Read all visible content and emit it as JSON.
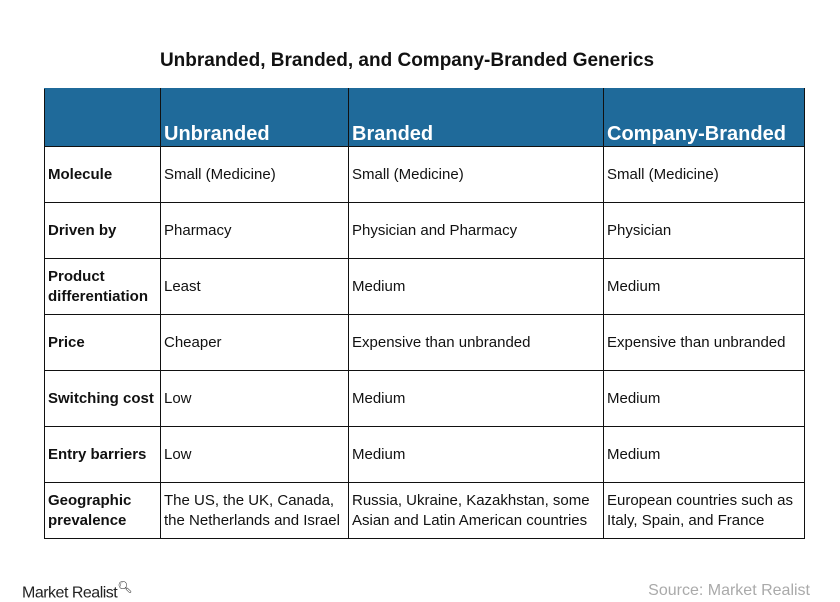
{
  "title": "Unbranded, Branded, and Company-Branded Generics",
  "columns": [
    "",
    "Unbranded",
    "Branded",
    "Company-Branded"
  ],
  "rows": [
    {
      "label": "Molecule",
      "cells": [
        "Small (Medicine)",
        "Small (Medicine)",
        "Small (Medicine)"
      ]
    },
    {
      "label": "Driven by",
      "cells": [
        "Pharmacy",
        "Physician and Pharmacy",
        "Physician"
      ]
    },
    {
      "label": "Product differentiation",
      "cells": [
        "Least",
        "Medium",
        "Medium"
      ]
    },
    {
      "label": "Price",
      "cells": [
        "Cheaper",
        "Expensive than unbranded",
        "Expensive than unbranded"
      ]
    },
    {
      "label": "Switching cost",
      "cells": [
        "Low",
        "Medium",
        "Medium"
      ]
    },
    {
      "label": "Entry barriers",
      "cells": [
        "Low",
        "Medium",
        "Medium"
      ]
    },
    {
      "label": "Geographic prevalence",
      "cells": [
        "The US, the UK, Canada, the Netherlands and Israel",
        "Russia, Ukraine, Kazakhstan, some Asian and Latin American countries",
        "European countries such as Italy, Spain, and France"
      ]
    }
  ],
  "logo": "Market Realist",
  "source": "Source:  Market  Realist",
  "colors": {
    "header": "#1f6a9a"
  }
}
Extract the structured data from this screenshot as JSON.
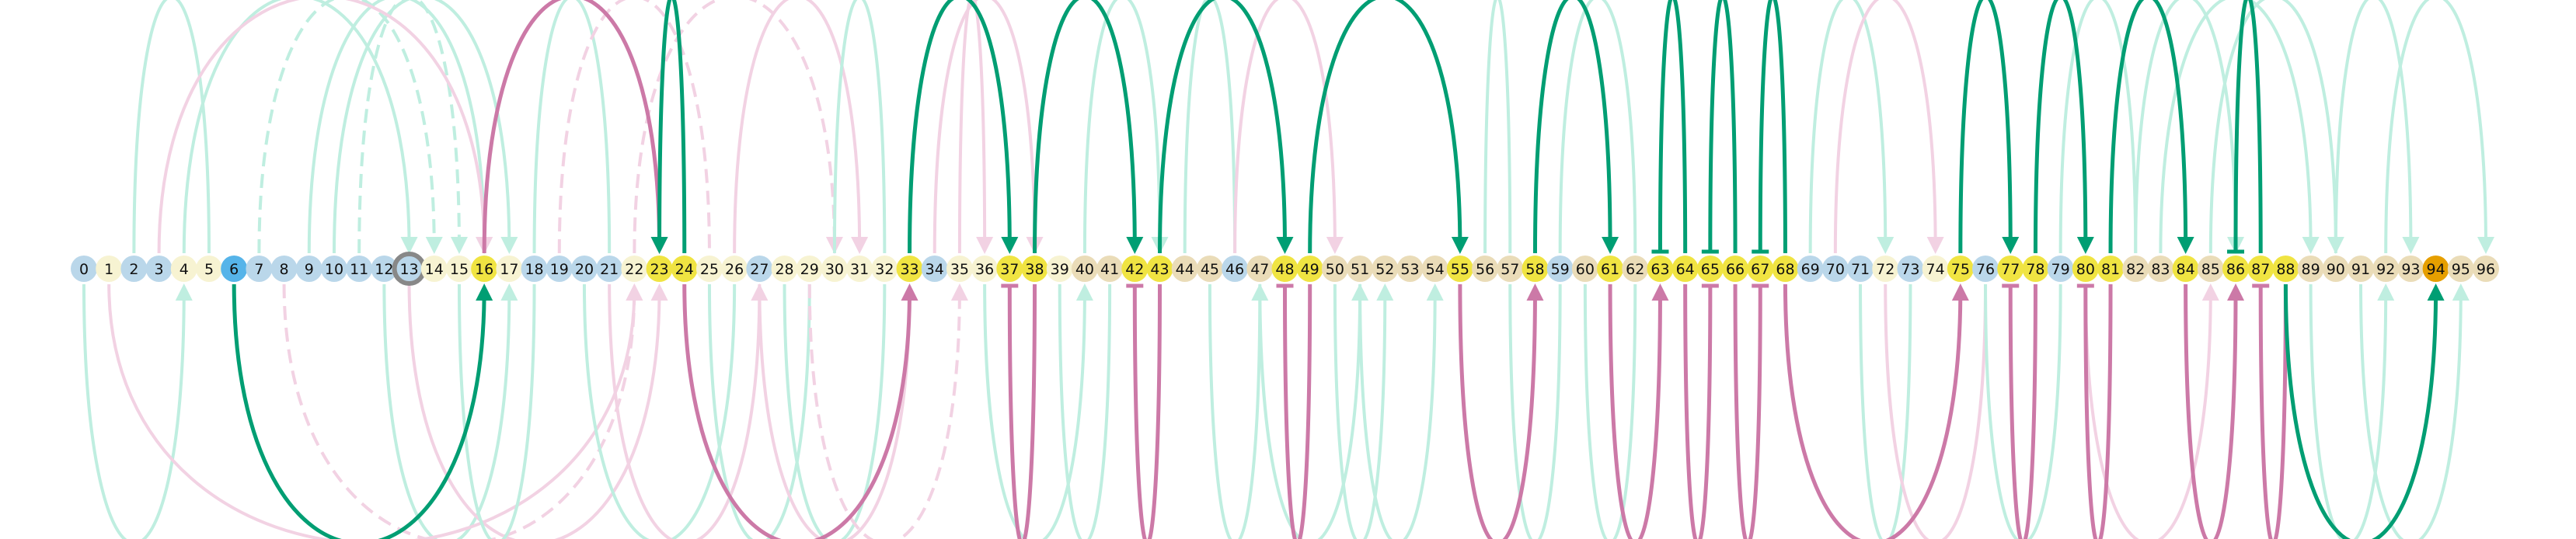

--------------------------------

(Task description) Transcribe the preceding listing in its entirety and with exact wording, leaving out pictures.

(Answer to the problem)
Read all visible content and emit it as JSON.
{
  "title": "Unbranded, Branded, and Company-Branded Generics",
  "columns": [
    "",
    "Unbranded",
    "Branded",
    "Company-Branded"
  ],
  "rows": [
    {
      "label": "Molecule",
      "cells": [
        "Small (Medicine)",
        "Small (Medicine)",
        "Small (Medicine)"
      ]
    },
    {
      "label": "Driven by",
      "cells": [
        "Pharmacy",
        "Physician and Pharmacy",
        "Physician"
      ]
    },
    {
      "label": "Product differentiation",
      "cells": [
        "Least",
        "Medium",
        "Medium"
      ]
    },
    {
      "label": "Price",
      "cells": [
        "Cheaper",
        "Expensive than unbranded",
        "Expensive than unbranded"
      ]
    },
    {
      "label": "Switching cost",
      "cells": [
        "Low",
        "Medium",
        "Medium"
      ]
    },
    {
      "label": "Entry barriers",
      "cells": [
        "Low",
        "Medium",
        "Medium"
      ]
    },
    {
      "label": "Geographic prevalence",
      "cells": [
        "The US, the UK, Canada, the Netherlands and Israel",
        "Russia, Ukraine, Kazakhstan, some Asian and Latin American countries",
        "European countries such as Italy, Spain, and France"
      ]
    }
  ],
  "logo": "Market Realist",
  "source": "Source:  Market  Realist",
  "colors": {
    "header": "#1f6a9a"
  }
}
Extract the structured data from this screenshot as JSON.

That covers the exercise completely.